» EXTRACT PROVIDED
----
Tuesday, June 14, 2016

SLA2016 : Ethnographic Research Methods

Lighted Building in Philly
Michael Khoo:
Ethnography in the Academy
  • Ethnography as a method, which can be used to answer questions in different disciplines.
  • Methods
    • Qualitative / quantitative
    • Setting
    • Length/type of observation - multiple observations
    • Resource limitations
    • Theoretical approach
  • His method is an interpretative approach based on Clifford Geertz
    • You can't understand what people do until you see them do it in context
    • Lots of data gathering methods
      • Surveys
      • Interviews
      • Focus groups
      • Observation
      • Field notes
      • Audio/video recording
      • Material artifacts
      • ...and more...
    • Action research approach to generate both practical and theoretical outcomes
  • The researcher is an instrument. The research absorbs data by being there and can begin to analyze it.
  • Distinction between emic and etic perspectives
    • The subject's perspective versus the researcher's perspective 
    • Inside versus outside perspective
  • Case study
    • He is doing a project with the Drexel Library
    • Doing data gathering
      • Seating instrument 
      • Annotated map - asked students to mark where they like to sit and why
      • Surveys
      • Using this data they created heat maps
    • Interesting that "full" might be that seats at a table might be 50% occupied.  Students aren't going to sit at a table that they perceive as being full.
----
» RECORDS SUPPLIED
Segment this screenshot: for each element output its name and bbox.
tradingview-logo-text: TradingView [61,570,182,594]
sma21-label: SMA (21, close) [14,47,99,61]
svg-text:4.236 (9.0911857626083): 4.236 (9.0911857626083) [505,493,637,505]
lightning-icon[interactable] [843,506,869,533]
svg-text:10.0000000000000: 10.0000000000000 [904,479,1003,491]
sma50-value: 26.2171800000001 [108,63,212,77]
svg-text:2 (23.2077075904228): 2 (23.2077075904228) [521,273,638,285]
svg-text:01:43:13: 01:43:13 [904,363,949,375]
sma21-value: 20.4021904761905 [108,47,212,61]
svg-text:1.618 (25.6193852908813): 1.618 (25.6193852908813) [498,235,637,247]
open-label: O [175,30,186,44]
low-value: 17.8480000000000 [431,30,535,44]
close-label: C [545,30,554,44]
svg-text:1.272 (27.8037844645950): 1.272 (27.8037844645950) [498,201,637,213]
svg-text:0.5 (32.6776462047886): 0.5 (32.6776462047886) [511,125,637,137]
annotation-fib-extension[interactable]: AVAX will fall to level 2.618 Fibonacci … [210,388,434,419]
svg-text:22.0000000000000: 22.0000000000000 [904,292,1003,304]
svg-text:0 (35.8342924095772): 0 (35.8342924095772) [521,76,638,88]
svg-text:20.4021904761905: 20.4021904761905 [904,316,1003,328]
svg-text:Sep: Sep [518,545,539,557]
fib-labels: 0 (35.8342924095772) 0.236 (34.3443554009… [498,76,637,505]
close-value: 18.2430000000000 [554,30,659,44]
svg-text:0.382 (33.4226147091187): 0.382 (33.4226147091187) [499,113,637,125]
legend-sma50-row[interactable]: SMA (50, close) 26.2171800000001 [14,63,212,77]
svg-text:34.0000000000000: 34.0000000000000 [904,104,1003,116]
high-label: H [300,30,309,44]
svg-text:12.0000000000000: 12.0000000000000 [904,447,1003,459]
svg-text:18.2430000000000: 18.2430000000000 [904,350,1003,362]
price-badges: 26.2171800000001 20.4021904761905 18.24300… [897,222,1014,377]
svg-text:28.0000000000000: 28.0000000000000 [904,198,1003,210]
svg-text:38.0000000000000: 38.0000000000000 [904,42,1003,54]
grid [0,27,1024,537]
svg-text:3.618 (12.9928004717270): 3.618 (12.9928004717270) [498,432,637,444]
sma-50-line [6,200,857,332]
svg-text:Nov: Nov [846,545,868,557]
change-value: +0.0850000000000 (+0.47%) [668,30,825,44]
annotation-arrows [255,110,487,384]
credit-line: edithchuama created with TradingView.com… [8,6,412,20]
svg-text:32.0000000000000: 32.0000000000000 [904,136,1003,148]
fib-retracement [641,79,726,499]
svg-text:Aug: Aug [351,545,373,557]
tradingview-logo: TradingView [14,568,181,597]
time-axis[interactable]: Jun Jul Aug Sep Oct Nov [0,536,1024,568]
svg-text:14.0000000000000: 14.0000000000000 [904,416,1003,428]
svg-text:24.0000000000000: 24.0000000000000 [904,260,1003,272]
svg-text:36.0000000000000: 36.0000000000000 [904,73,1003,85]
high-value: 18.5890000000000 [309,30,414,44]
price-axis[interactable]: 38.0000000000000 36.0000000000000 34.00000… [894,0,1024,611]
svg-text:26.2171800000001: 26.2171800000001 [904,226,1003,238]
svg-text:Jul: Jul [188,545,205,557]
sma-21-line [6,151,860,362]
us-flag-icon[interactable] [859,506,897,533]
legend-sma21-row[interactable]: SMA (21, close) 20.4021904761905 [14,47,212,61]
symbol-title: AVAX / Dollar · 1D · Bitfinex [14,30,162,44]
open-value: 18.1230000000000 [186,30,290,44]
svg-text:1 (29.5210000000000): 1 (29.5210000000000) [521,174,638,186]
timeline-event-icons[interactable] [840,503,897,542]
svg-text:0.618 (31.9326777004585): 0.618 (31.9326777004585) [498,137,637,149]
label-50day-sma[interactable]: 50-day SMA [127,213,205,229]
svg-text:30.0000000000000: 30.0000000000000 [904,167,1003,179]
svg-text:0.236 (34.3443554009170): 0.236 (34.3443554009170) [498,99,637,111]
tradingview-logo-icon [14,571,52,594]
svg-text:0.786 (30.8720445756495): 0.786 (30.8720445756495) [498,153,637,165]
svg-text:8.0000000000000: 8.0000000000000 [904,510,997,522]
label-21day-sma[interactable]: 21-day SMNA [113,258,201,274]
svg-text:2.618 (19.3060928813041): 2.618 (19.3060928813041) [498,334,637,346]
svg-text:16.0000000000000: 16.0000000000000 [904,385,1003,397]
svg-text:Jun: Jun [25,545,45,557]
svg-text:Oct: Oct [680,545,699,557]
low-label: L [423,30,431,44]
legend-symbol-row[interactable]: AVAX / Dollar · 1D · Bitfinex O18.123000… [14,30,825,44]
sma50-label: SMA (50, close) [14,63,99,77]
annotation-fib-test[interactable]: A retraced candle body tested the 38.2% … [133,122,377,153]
----
» ASSIGNMENT
Continue the conference notes on ethnographic research methods from the point where they stop.

» REPLY
Carolyn Marconi:
Ethnographic Research as a Tool for Marketers
  • May not be as academically rigorous 
  • What is ethnology?
    • To the social scientist - the systemic study of people and culture
    • To a market researcher - A type of qualitative research conducted "in the field"
  • Examples of qualitative research methods
    • Interviewer led
      • Focus groups
      • In depth interviews
      • Telephone interviews
      • Online bulletin boards
    • Respondent led
      • "Ethnographies" 
        • Typically conducted one on one or tribes
        • Observational, but usually combines with questions/probes
        • Usually includes photos and/or video
  • Marketers want to talk to consumers in their native habitat
  • The use of ethnographic research is on the rise in corporations, enabled by technology
    • Self-ethnography
    • New York Times article "What do consumers want? Look at their selfies" - the app is "pay as your selfie" where you take a selfie doing specific tasks and you get paid.
  • Why do ethnographies?
    • What do people say they do?
    • What do people actually do? We sometimes don't know what we do.
    • Why do people do what they do?  What are the drivers?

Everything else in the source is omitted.